Goal of the exercise: Copy out all the lines exactly. Omit pictures.

Stored data

%%

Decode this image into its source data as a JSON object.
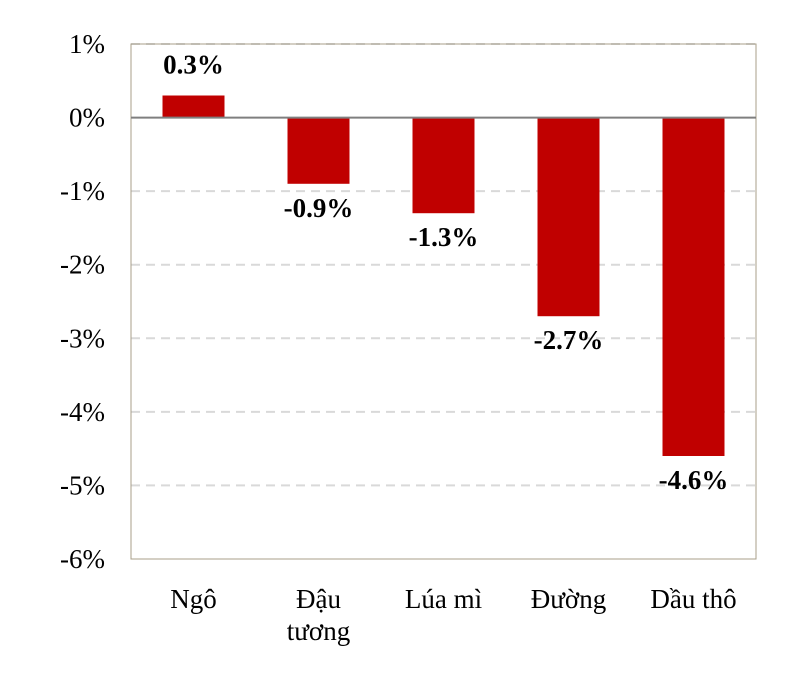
{
  "chart_data": {
    "type": "bar",
    "categories": [
      [
        "Ngô"
      ],
      [
        "Đậu",
        "tương"
      ],
      [
        "Lúa mì"
      ],
      [
        "Đường"
      ],
      [
        "Dầu thô"
      ]
    ],
    "values": [
      0.3,
      -0.9,
      -1.3,
      -2.7,
      -4.6
    ],
    "data_labels": [
      "0.3%",
      "-0.9%",
      "-1.3%",
      "-2.7%",
      "-4.6%"
    ],
    "ylim": [
      -6,
      1
    ],
    "yticks": [
      1,
      0,
      -1,
      -2,
      -3,
      -4,
      -5,
      -6
    ],
    "ytick_labels": [
      "1%",
      "0%",
      "-1%",
      "-2%",
      "-3%",
      "-4%",
      "-5%",
      "-6%"
    ],
    "grid": true,
    "bar_color": "#c00000",
    "zero_line_color": "#7f7f7f",
    "grid_color": "#d9d9d9",
    "frame_color": "#a89f8a",
    "title": "",
    "xlabel": "",
    "ylabel": ""
  }
}
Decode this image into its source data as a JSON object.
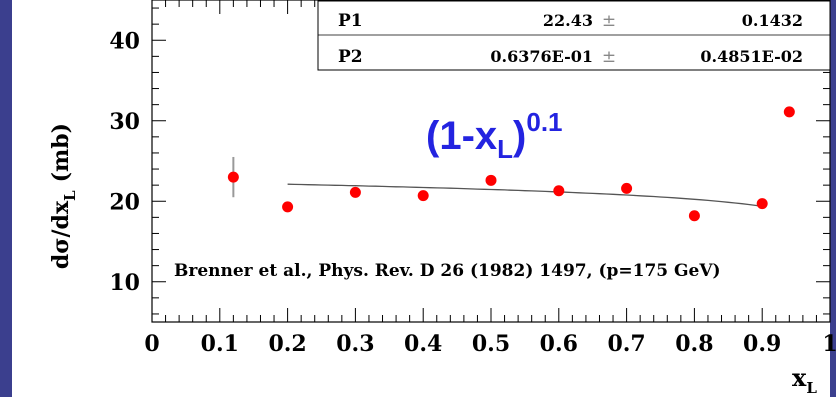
{
  "chart_data": {
    "type": "scatter",
    "xlabel_main": "x",
    "xlabel_sub": "L",
    "ylabel_main": "dσ/dx",
    "ylabel_sub": "L",
    "ylabel_unit": "(mb)",
    "xlim": [
      0,
      1
    ],
    "ylim": [
      5,
      45
    ],
    "x_ticks": [
      "0",
      "0.1",
      "0.2",
      "0.3",
      "0.4",
      "0.5",
      "0.6",
      "0.7",
      "0.8",
      "0.9",
      "1"
    ],
    "x_tick_values": [
      0,
      0.1,
      0.2,
      0.3,
      0.4,
      0.5,
      0.6,
      0.7,
      0.8,
      0.9,
      1
    ],
    "y_ticks": [
      "10",
      "20",
      "30",
      "40"
    ],
    "y_tick_values": [
      10,
      20,
      30,
      40
    ],
    "series": [
      {
        "color": "#ff0000",
        "points": [
          {
            "x": 0.12,
            "y": 23.0,
            "err": 2.5
          },
          {
            "x": 0.2,
            "y": 19.3
          },
          {
            "x": 0.3,
            "y": 21.1
          },
          {
            "x": 0.4,
            "y": 20.7
          },
          {
            "x": 0.5,
            "y": 22.6
          },
          {
            "x": 0.6,
            "y": 21.3
          },
          {
            "x": 0.7,
            "y": 21.6
          },
          {
            "x": 0.8,
            "y": 18.2
          },
          {
            "x": 0.9,
            "y": 19.7
          },
          {
            "x": 0.94,
            "y": 31.1
          }
        ]
      }
    ],
    "fit": {
      "color": "#555555",
      "x_range": [
        0.2,
        0.9
      ],
      "p1": 22.43,
      "p2": 0.06376
    },
    "stats_box": {
      "rows": [
        {
          "name": "P1",
          "value": "22.43",
          "pm": "±",
          "error": "0.1432"
        },
        {
          "name": "P2",
          "value": "0.6376E-01",
          "pm": "±",
          "error": "0.4851E-02"
        }
      ]
    },
    "formula": {
      "base": "(1-x",
      "sub": "L",
      "close": ")",
      "sup": "0.1",
      "color": "#2323e0"
    },
    "annotation": "Brenner et al., Phys. Rev. D 26 (1982) 1497, (p=175 GeV)"
  }
}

%%

Exercise solution:
Decode this image into its source data as a JSON object.
{
  "chart_data": {
    "type": "bar",
    "categories": [
      [
        "Ngô"
      ],
      [
        "Đậu",
        "tương"
      ],
      [
        "Lúa mì"
      ],
      [
        "Đường"
      ],
      [
        "Dầu thô"
      ]
    ],
    "values": [
      0.3,
      -0.9,
      -1.3,
      -2.7,
      -4.6
    ],
    "data_labels": [
      "0.3%",
      "-0.9%",
      "-1.3%",
      "-2.7%",
      "-4.6%"
    ],
    "ylim": [
      -6,
      1
    ],
    "yticks": [
      1,
      0,
      -1,
      -2,
      -3,
      -4,
      -5,
      -6
    ],
    "ytick_labels": [
      "1%",
      "0%",
      "-1%",
      "-2%",
      "-3%",
      "-4%",
      "-5%",
      "-6%"
    ],
    "grid": true,
    "bar_color": "#c00000",
    "zero_line_color": "#7f7f7f",
    "grid_color": "#d9d9d9",
    "frame_color": "#a89f8a",
    "title": "",
    "xlabel": "",
    "ylabel": ""
  }
}
Decode this image into its source data as a JSON object.
{
  "chart_data": {
    "type": "scatter",
    "xlabel_main": "x",
    "xlabel_sub": "L",
    "ylabel_main": "dσ/dx",
    "ylabel_sub": "L",
    "ylabel_unit": "(mb)",
    "xlim": [
      0,
      1
    ],
    "ylim": [
      5,
      45
    ],
    "x_ticks": [
      "0",
      "0.1",
      "0.2",
      "0.3",
      "0.4",
      "0.5",
      "0.6",
      "0.7",
      "0.8",
      "0.9",
      "1"
    ],
    "x_tick_values": [
      0,
      0.1,
      0.2,
      0.3,
      0.4,
      0.5,
      0.6,
      0.7,
      0.8,
      0.9,
      1
    ],
    "y_ticks": [
      "10",
      "20",
      "30",
      "40"
    ],
    "y_tick_values": [
      10,
      20,
      30,
      40
    ],
    "series": [
      {
        "color": "#ff0000",
        "points": [
          {
            "x": 0.12,
            "y": 23.0,
            "err": 2.5
          },
          {
            "x": 0.2,
            "y": 19.3
          },
          {
            "x": 0.3,
            "y": 21.1
          },
          {
            "x": 0.4,
            "y": 20.7
          },
          {
            "x": 0.5,
            "y": 22.6
          },
          {
            "x": 0.6,
            "y": 21.3
          },
          {
            "x": 0.7,
            "y": 21.6
          },
          {
            "x": 0.8,
            "y": 18.2
          },
          {
            "x": 0.9,
            "y": 19.7
          },
          {
            "x": 0.94,
            "y": 31.1
          }
        ]
      }
    ],
    "fit": {
      "color": "#555555",
      "x_range": [
        0.2,
        0.9
      ],
      "p1": 22.43,
      "p2": 0.06376
    },
    "stats_box": {
      "rows": [
        {
          "name": "P1",
          "value": "22.43",
          "pm": "±",
          "error": "0.1432"
        },
        {
          "name": "P2",
          "value": "0.6376E-01",
          "pm": "±",
          "error": "0.4851E-02"
        }
      ]
    },
    "formula": {
      "base": "(1-x",
      "sub": "L",
      "close": ")",
      "sup": "0.1",
      "color": "#2323e0"
    },
    "annotation": "Brenner et al., Phys. Rev. D 26 (1982) 1497, (p=175 GeV)"
  }
}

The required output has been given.